● **Given data**

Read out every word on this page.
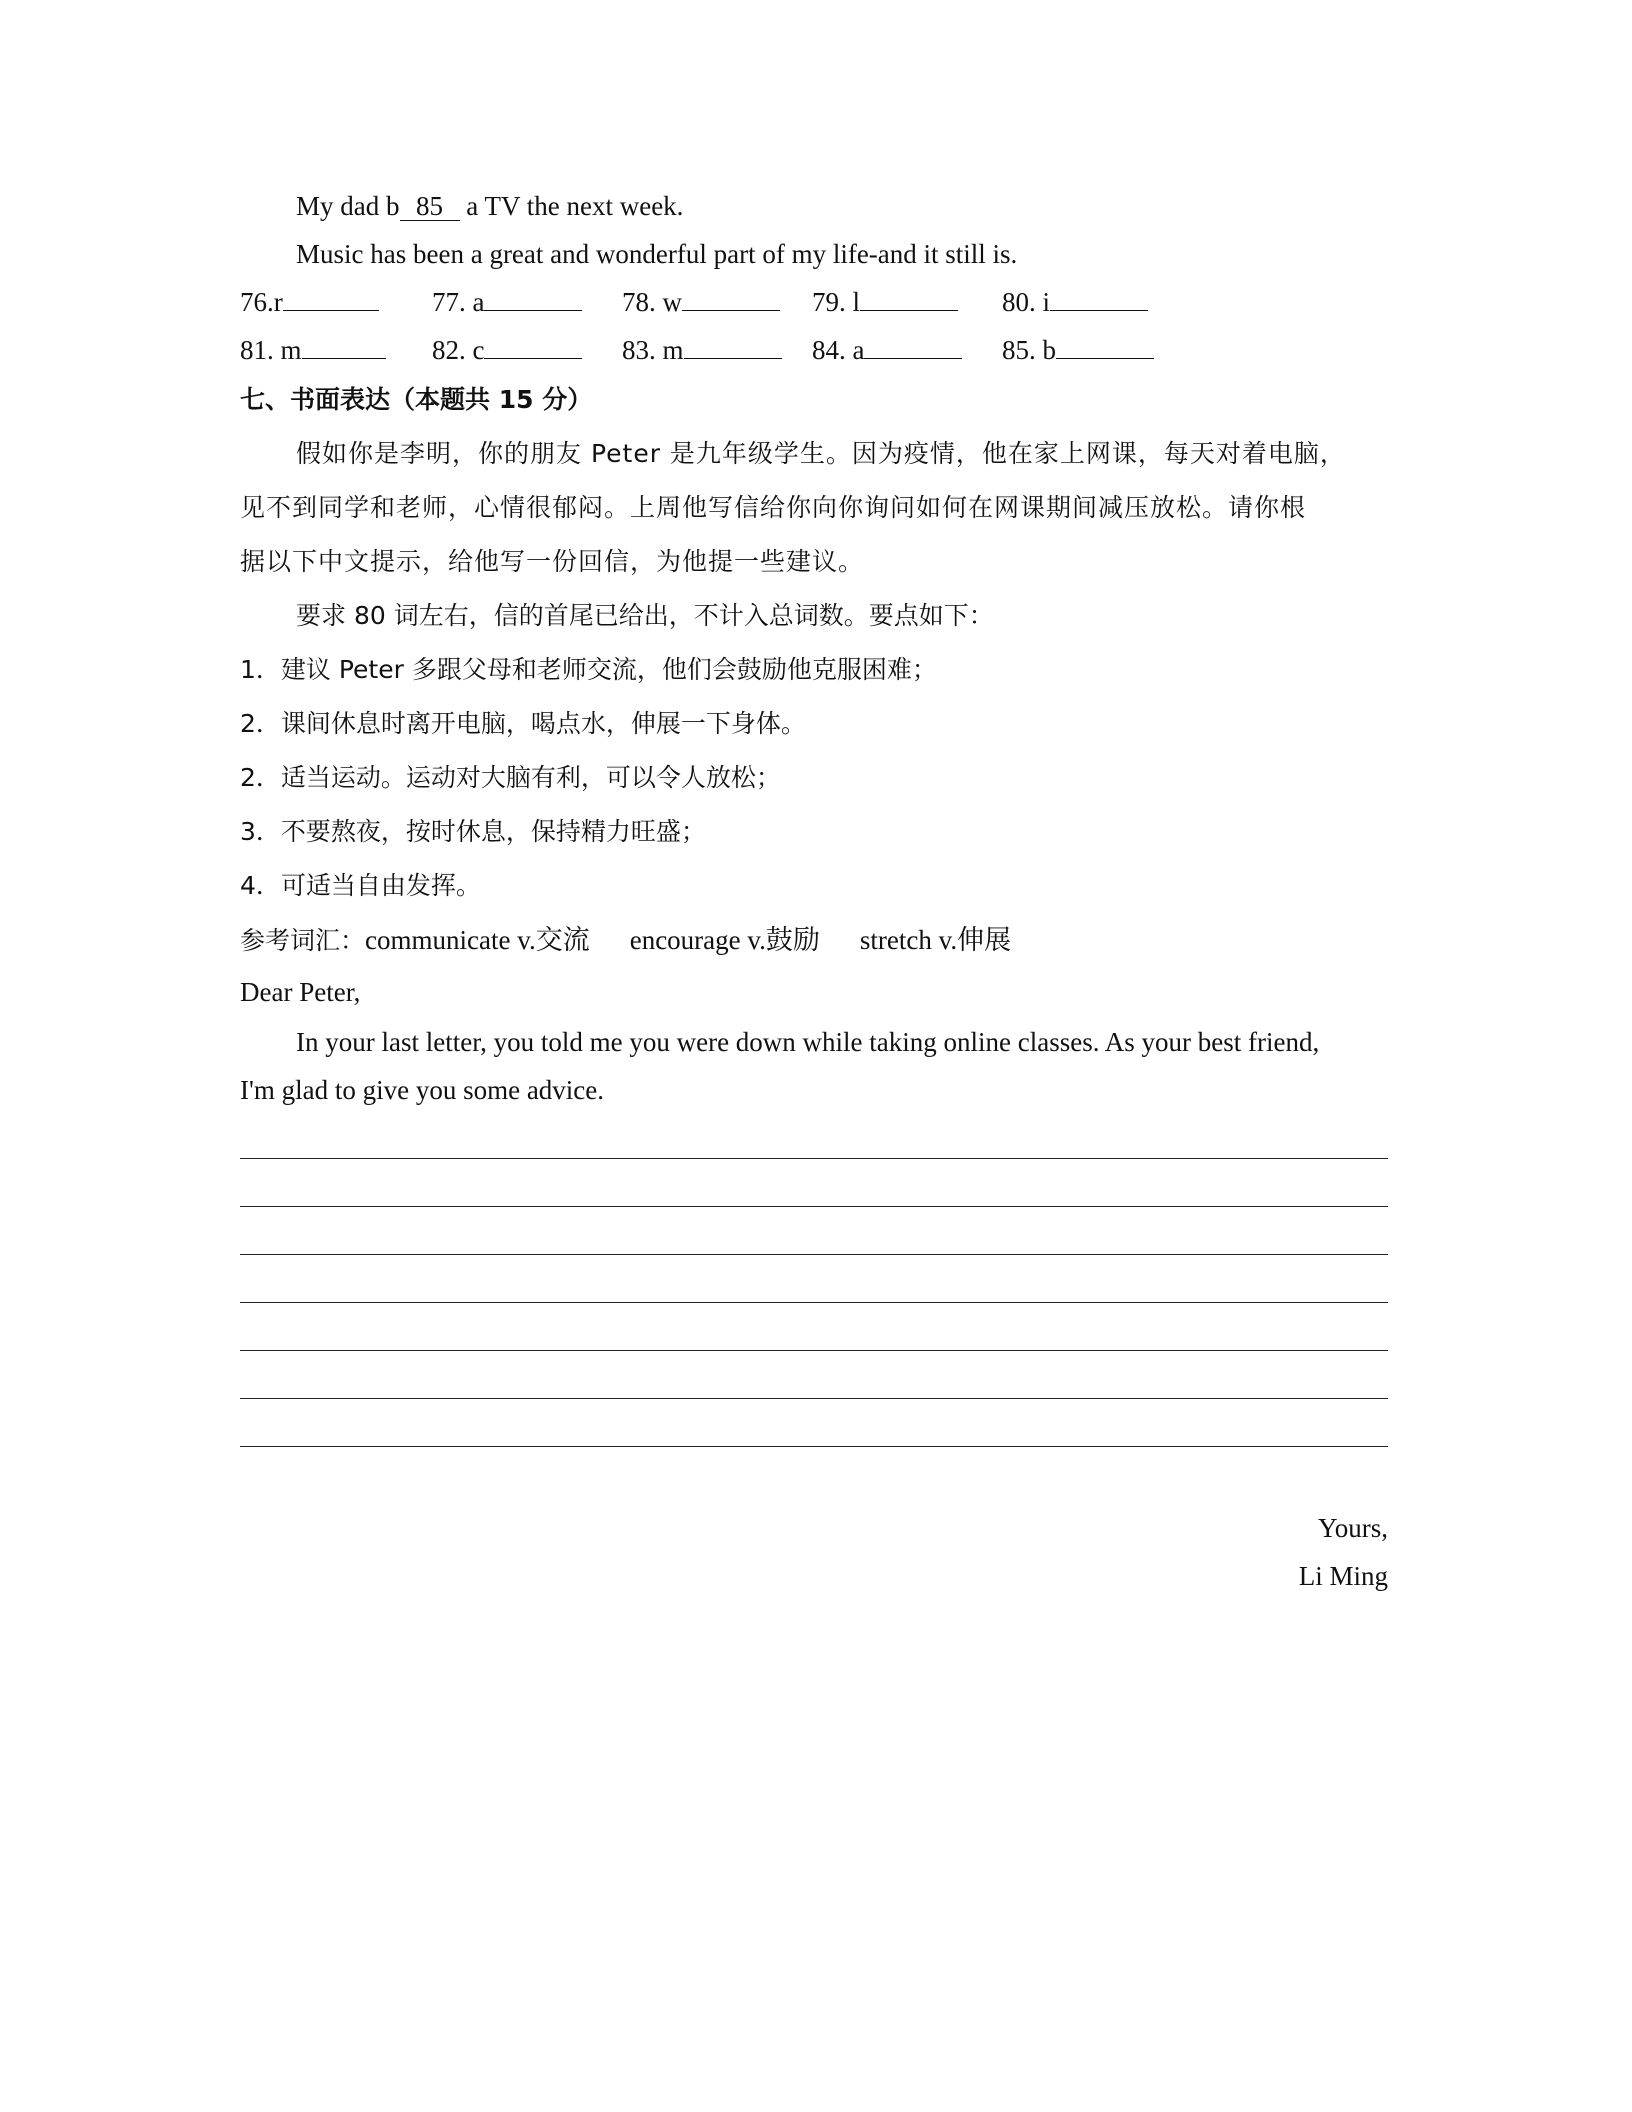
My dad b 85 a TV the next week.
Music has been a great and wonderful part of my life-and it still is.
76.r	77. a	78. w	79. l	80. i
81. m	82. c	83. m	84. a	85. b
七、书面表达（本题共 15 分）
假如你是李明，你的朋友 Peter 是九年级学生。因为疫情，他在家上网课，每天对着电脑，
见不到同学和老师，心情很郁闷。上周他写信给你向你询问如何在网课期间减压放松。请你根
据以下中文提示，给他写一份回信，为他提一些建议。
要求 80 词左右，信的首尾已给出，不计入总词数。要点如下：
1．建议 Peter 多跟父母和老师交流，他们会鼓励他克服困难；
2．课间休息时离开电脑，喝点水，伸展一下身体。
2．适当运动。运动对大脑有利，可以令人放松；
3．不要熬夜，按时休息，保持精力旺盛；
4．可适当自由发挥。
参考词汇：communicate v.交流 encourage v.鼓励 stretch v.伸展
Dear Peter,
In your last letter, you told me you were down while taking online classes. As your best friend,
I'm glad to give you some advice.
Yours,
Li Ming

● **Directive**
Write out all the entries again, word for word, and print no images.

● **Result of this exercise**
Read out every word on this page.
My dad b 85 a TV the next week.
Music has been a great and wonderful part of my life-and it still is.
76.r	77. a	78. w	79. l	80. i
81. m	82. c	83. m	84. a	85. b
七、书面表达（本题共 15 分）
假如你是李明，你的朋友 Peter 是九年级学生。因为疫情，他在家上网课，每天对着电脑，
见不到同学和老师，心情很郁闷。上周他写信给你向你询问如何在网课期间减压放松。请你根
据以下中文提示，给他写一份回信，为他提一些建议。
要求 80 词左右，信的首尾已给出，不计入总词数。要点如下：
1．建议 Peter 多跟父母和老师交流，他们会鼓励他克服困难；
2．课间休息时离开电脑，喝点水，伸展一下身体。
2．适当运动。运动对大脑有利，可以令人放松；
3．不要熬夜，按时休息，保持精力旺盛；
4．可适当自由发挥。
参考词汇：communicate v.交流 encourage v.鼓励 stretch v.伸展
Dear Peter,
In your last letter, you told me you were down while taking online classes. As your best friend,
I'm glad to give you some advice.
Yours,
Li Ming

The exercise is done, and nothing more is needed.